Work instructions — Reproduce every line of the material below without any changes.
··· Available records
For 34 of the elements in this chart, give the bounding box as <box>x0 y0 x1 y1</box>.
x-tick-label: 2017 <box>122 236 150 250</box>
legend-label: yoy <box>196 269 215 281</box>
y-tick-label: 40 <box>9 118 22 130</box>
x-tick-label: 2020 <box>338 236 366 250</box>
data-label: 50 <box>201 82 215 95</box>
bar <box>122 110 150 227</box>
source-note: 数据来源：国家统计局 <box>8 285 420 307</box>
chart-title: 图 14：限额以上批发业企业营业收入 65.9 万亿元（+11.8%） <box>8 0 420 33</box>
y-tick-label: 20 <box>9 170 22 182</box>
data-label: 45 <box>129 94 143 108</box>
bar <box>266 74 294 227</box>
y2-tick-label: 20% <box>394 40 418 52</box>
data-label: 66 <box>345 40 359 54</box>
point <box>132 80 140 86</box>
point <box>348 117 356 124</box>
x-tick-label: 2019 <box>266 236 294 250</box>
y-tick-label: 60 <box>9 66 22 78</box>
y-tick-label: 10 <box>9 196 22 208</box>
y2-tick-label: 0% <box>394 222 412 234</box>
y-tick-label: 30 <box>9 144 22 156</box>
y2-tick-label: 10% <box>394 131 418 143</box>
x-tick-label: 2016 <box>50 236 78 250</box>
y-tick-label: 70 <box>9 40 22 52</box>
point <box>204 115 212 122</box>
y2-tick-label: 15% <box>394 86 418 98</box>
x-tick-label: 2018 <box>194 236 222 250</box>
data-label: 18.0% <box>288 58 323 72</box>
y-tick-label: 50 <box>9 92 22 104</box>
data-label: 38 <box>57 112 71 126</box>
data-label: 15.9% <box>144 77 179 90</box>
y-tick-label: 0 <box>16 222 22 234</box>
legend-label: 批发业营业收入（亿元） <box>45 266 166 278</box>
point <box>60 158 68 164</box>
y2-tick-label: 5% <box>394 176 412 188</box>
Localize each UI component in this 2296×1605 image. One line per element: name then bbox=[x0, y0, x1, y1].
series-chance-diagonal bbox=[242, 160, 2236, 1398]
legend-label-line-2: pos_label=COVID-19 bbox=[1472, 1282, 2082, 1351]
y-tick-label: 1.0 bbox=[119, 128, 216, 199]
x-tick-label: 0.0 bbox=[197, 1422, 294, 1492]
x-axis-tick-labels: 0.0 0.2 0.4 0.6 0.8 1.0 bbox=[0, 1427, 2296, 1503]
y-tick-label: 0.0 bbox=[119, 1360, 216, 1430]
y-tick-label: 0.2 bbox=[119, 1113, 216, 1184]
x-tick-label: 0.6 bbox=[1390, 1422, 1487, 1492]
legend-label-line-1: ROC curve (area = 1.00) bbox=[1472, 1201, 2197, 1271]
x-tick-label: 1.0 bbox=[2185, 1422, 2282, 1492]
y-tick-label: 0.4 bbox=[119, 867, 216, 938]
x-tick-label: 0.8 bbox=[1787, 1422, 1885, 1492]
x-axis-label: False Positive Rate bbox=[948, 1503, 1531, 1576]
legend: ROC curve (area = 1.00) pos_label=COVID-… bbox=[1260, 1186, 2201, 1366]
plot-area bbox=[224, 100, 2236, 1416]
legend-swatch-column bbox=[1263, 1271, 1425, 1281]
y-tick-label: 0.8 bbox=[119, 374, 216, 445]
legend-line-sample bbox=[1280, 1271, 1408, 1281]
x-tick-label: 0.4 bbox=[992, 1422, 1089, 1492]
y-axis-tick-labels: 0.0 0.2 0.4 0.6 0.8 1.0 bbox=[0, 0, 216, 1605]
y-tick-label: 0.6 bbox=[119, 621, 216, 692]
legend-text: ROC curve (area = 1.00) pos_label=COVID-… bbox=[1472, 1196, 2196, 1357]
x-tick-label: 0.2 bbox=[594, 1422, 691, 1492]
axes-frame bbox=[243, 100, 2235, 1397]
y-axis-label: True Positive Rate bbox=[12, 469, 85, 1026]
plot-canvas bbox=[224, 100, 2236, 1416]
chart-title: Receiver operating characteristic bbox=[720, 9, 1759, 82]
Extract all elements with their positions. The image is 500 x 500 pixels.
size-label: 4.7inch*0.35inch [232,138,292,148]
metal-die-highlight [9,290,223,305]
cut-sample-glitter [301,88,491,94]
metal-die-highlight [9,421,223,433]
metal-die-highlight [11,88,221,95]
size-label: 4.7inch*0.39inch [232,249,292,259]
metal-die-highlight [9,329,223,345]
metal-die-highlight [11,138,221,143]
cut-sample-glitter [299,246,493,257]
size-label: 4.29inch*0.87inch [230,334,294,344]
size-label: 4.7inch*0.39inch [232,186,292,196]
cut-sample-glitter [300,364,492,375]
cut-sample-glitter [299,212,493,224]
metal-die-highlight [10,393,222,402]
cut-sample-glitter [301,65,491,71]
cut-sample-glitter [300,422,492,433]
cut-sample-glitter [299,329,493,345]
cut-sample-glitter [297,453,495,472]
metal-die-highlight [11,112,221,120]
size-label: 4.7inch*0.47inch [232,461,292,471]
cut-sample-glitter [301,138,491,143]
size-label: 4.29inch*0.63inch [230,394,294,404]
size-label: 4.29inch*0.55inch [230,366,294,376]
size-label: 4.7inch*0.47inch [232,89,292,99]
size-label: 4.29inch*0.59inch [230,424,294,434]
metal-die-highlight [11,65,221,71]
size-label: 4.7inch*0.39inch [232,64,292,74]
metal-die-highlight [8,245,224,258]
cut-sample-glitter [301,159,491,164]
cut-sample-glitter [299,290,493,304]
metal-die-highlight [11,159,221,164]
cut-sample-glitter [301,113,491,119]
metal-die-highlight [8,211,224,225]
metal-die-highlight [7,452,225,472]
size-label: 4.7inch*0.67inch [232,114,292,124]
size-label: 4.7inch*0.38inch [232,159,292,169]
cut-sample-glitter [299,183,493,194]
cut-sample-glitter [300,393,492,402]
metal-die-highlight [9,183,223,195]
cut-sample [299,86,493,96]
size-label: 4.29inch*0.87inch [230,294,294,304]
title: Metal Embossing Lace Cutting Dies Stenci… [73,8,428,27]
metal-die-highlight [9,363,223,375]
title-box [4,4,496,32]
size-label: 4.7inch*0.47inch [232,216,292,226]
······
Exercise solution —
For 34 of the elements in this chart, give the bounding box as <box>x0 y0 x1 y1</box>.
x-tick-label: 2017 <box>122 236 150 250</box>
legend-label: yoy <box>196 269 215 281</box>
y-tick-label: 40 <box>9 118 22 130</box>
x-tick-label: 2020 <box>338 236 366 250</box>
data-label: 50 <box>201 82 215 95</box>
bar <box>122 110 150 227</box>
source-note: 数据来源：国家统计局 <box>8 285 420 307</box>
chart-title: 图 14：限额以上批发业企业营业收入 65.9 万亿元（+11.8%） <box>8 0 420 33</box>
y-tick-label: 20 <box>9 170 22 182</box>
data-label: 45 <box>129 94 143 108</box>
bar <box>266 74 294 227</box>
y2-tick-label: 20% <box>394 40 418 52</box>
data-label: 66 <box>345 40 359 54</box>
point <box>132 80 140 86</box>
point <box>348 117 356 124</box>
x-tick-label: 2019 <box>266 236 294 250</box>
y-tick-label: 60 <box>9 66 22 78</box>
y-tick-label: 10 <box>9 196 22 208</box>
y2-tick-label: 0% <box>394 222 412 234</box>
y-tick-label: 30 <box>9 144 22 156</box>
y2-tick-label: 10% <box>394 131 418 143</box>
x-tick-label: 2016 <box>50 236 78 250</box>
y-tick-label: 70 <box>9 40 22 52</box>
point <box>204 115 212 122</box>
y2-tick-label: 15% <box>394 86 418 98</box>
x-tick-label: 2018 <box>194 236 222 250</box>
data-label: 18.0% <box>288 58 323 72</box>
y-tick-label: 50 <box>9 92 22 104</box>
data-label: 38 <box>57 112 71 126</box>
data-label: 15.9% <box>144 77 179 90</box>
y-tick-label: 0 <box>16 222 22 234</box>
legend-label: 批发业营业收入（亿元） <box>45 266 166 278</box>
point <box>60 158 68 164</box>
y2-tick-label: 5% <box>394 176 412 188</box>
Localize each UI component in this 2296×1605 image. One line per element: name then bbox=[x0, y0, x1, y1].
series-chance-diagonal bbox=[242, 160, 2236, 1398]
legend-label-line-2: pos_label=COVID-19 bbox=[1472, 1282, 2082, 1351]
y-tick-label: 1.0 bbox=[119, 128, 216, 199]
x-tick-label: 0.0 bbox=[197, 1422, 294, 1492]
x-axis-tick-labels: 0.0 0.2 0.4 0.6 0.8 1.0 bbox=[0, 1427, 2296, 1503]
y-tick-label: 0.0 bbox=[119, 1360, 216, 1430]
y-tick-label: 0.2 bbox=[119, 1113, 216, 1184]
x-tick-label: 0.6 bbox=[1390, 1422, 1487, 1492]
legend-label-line-1: ROC curve (area = 1.00) bbox=[1472, 1201, 2197, 1271]
x-tick-label: 1.0 bbox=[2185, 1422, 2282, 1492]
y-tick-label: 0.4 bbox=[119, 867, 216, 938]
x-tick-label: 0.8 bbox=[1787, 1422, 1885, 1492]
x-axis-label: False Positive Rate bbox=[948, 1503, 1531, 1576]
legend: ROC curve (area = 1.00) pos_label=COVID-… bbox=[1260, 1186, 2201, 1366]
plot-area bbox=[224, 100, 2236, 1416]
legend-swatch-column bbox=[1263, 1271, 1425, 1281]
y-tick-label: 0.8 bbox=[119, 374, 216, 445]
legend-line-sample bbox=[1280, 1271, 1408, 1281]
x-tick-label: 0.4 bbox=[992, 1422, 1089, 1492]
y-axis-tick-labels: 0.0 0.2 0.4 0.6 0.8 1.0 bbox=[0, 0, 216, 1605]
y-tick-label: 0.6 bbox=[119, 621, 216, 692]
legend-text: ROC curve (area = 1.00) pos_label=COVID-… bbox=[1472, 1196, 2196, 1357]
x-tick-label: 0.2 bbox=[594, 1422, 691, 1492]
axes-frame bbox=[243, 100, 2235, 1397]
y-axis-label: True Positive Rate bbox=[12, 469, 85, 1026]
plot-canvas bbox=[224, 100, 2236, 1416]
chart-title: Receiver operating characteristic bbox=[720, 9, 1759, 82]
Extract all elements with their positions. The image is 500 x 500 pixels.
size-label: 4.7inch*0.35inch [232,138,292,148]
metal-die-highlight [9,290,223,305]
cut-sample-glitter [301,88,491,94]
metal-die-highlight [9,421,223,433]
metal-die-highlight [11,88,221,95]
size-label: 4.7inch*0.39inch [232,249,292,259]
metal-die-highlight [9,329,223,345]
metal-die-highlight [11,138,221,143]
cut-sample-glitter [299,246,493,257]
size-label: 4.29inch*0.87inch [230,334,294,344]
size-label: 4.7inch*0.39inch [232,186,292,196]
cut-sample-glitter [300,364,492,375]
cut-sample-glitter [299,212,493,224]
metal-die-highlight [10,393,222,402]
cut-sample-glitter [301,65,491,71]
cut-sample-glitter [300,422,492,433]
cut-sample-glitter [299,329,493,345]
cut-sample-glitter [297,453,495,472]
metal-die-highlight [11,112,221,120]
size-label: 4.7inch*0.47inch [232,461,292,471]
cut-sample-glitter [301,138,491,143]
size-label: 4.29inch*0.63inch [230,394,294,404]
size-label: 4.29inch*0.55inch [230,366,294,376]
size-label: 4.7inch*0.47inch [232,89,292,99]
size-label: 4.29inch*0.59inch [230,424,294,434]
metal-die-highlight [11,65,221,71]
size-label: 4.7inch*0.39inch [232,64,292,74]
metal-die-highlight [8,245,224,258]
cut-sample-glitter [301,159,491,164]
cut-sample-glitter [299,290,493,304]
metal-die-highlight [11,159,221,164]
cut-sample-glitter [301,113,491,119]
metal-die-highlight [8,211,224,225]
metal-die-highlight [7,452,225,472]
size-label: 4.7inch*0.67inch [232,114,292,124]
size-label: 4.7inch*0.38inch [232,159,292,169]
cut-sample-glitter [299,183,493,194]
cut-sample-glitter [300,393,492,402]
metal-die-highlight [9,183,223,195]
cut-sample [299,86,493,96]
size-label: 4.29inch*0.87inch [230,294,294,304]
title: Metal Embossing Lace Cutting Dies Stenci… [73,8,428,27]
metal-die-highlight [9,363,223,375]
title-box [4,4,496,32]
size-label: 4.7inch*0.47inch [232,216,292,226]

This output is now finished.